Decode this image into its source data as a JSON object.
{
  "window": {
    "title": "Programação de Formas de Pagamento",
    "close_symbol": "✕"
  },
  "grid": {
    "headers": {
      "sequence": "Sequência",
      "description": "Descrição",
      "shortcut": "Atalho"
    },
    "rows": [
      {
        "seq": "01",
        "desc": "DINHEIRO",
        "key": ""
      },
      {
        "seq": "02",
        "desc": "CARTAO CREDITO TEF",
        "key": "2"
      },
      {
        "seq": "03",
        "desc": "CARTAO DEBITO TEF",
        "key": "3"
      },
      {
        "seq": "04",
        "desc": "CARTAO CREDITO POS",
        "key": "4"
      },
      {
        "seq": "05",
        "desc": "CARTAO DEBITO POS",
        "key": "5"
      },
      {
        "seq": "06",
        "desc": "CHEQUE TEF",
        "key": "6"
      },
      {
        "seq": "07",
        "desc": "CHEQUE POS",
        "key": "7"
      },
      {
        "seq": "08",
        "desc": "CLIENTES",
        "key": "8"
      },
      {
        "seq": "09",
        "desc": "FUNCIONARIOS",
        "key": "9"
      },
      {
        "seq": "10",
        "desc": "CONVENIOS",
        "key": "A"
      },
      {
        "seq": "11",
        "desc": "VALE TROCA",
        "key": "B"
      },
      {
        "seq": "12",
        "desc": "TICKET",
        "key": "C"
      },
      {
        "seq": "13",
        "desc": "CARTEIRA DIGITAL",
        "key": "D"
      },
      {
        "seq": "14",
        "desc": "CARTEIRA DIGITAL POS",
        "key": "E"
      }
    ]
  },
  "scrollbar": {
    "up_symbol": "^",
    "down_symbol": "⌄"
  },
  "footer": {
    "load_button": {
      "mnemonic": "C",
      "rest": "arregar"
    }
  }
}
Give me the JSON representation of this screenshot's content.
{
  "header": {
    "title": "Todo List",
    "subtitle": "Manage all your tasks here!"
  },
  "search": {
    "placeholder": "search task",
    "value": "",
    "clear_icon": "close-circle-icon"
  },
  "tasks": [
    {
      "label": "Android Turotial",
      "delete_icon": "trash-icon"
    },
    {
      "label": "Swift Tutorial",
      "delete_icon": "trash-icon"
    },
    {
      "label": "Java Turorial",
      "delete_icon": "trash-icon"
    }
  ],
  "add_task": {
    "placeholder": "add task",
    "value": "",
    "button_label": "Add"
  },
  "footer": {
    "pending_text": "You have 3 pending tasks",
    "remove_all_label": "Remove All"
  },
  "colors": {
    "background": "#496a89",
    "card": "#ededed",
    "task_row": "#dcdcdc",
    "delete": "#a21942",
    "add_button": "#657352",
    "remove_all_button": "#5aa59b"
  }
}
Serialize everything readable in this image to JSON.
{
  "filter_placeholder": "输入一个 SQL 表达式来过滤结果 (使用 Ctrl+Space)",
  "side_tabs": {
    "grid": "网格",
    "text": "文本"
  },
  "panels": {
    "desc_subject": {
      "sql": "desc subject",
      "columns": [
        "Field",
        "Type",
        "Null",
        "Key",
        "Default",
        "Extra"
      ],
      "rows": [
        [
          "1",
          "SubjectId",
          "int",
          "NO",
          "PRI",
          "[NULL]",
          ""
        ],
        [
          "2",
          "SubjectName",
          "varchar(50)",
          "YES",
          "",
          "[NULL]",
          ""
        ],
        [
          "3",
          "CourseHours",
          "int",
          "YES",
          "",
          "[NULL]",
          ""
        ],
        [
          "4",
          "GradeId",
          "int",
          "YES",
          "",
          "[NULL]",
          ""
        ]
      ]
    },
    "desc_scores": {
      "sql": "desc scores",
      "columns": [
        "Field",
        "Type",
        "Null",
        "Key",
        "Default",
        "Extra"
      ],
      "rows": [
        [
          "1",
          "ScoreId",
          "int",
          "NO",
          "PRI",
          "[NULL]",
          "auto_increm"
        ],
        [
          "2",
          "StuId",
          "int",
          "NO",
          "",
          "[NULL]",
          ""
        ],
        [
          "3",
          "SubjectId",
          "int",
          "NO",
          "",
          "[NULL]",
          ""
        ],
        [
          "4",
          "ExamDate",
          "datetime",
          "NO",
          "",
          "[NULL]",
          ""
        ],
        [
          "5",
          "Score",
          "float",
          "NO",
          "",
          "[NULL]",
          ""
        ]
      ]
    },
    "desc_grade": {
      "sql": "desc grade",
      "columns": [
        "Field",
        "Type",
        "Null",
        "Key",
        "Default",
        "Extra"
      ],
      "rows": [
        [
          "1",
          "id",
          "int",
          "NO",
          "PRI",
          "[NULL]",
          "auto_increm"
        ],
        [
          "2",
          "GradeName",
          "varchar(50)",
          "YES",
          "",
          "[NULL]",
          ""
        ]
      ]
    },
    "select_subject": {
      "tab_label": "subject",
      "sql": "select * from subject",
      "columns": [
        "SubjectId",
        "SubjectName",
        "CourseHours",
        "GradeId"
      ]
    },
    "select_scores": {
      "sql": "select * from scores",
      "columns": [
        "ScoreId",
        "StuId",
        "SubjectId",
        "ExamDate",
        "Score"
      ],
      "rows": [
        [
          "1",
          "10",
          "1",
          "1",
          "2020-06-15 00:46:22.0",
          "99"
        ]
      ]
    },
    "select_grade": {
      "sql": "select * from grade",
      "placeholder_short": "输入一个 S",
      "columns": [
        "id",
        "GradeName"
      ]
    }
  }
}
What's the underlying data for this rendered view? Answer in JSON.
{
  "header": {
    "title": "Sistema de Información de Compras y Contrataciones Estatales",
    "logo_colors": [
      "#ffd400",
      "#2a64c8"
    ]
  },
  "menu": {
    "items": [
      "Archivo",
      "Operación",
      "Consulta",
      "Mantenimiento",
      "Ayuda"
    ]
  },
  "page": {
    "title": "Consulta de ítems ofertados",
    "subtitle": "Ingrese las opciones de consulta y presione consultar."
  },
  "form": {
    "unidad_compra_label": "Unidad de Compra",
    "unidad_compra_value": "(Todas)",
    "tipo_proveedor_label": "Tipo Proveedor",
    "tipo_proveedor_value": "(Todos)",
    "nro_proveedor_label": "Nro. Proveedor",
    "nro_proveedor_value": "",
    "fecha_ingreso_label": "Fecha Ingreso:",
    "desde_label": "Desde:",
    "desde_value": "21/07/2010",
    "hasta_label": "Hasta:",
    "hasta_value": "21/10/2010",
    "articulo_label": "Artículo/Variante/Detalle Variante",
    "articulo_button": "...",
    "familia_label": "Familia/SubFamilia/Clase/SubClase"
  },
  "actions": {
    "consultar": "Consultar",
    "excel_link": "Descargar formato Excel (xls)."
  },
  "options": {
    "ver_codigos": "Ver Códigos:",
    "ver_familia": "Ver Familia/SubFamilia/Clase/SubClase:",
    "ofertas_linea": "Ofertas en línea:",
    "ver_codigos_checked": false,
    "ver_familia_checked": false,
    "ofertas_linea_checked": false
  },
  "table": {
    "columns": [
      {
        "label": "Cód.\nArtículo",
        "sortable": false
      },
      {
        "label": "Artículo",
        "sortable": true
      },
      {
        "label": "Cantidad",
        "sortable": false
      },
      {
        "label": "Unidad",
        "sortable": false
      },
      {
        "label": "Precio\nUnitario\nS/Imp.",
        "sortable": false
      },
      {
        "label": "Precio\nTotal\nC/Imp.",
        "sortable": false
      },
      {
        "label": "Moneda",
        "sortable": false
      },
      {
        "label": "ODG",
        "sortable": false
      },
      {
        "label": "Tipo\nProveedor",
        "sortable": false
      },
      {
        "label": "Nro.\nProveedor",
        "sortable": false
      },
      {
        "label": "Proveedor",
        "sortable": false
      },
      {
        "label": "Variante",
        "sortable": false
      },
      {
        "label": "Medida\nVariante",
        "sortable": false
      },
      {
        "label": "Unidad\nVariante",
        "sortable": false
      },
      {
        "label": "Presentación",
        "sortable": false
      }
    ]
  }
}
= = =
INSTRUCTIONS TO FOLLOW
Go through the listing above and list every line that has the word "CREDITO".

CORRECT OUTPUT
        "desc": "CARTAO CREDITO TEF",
        "desc": "CARTAO CREDITO POS",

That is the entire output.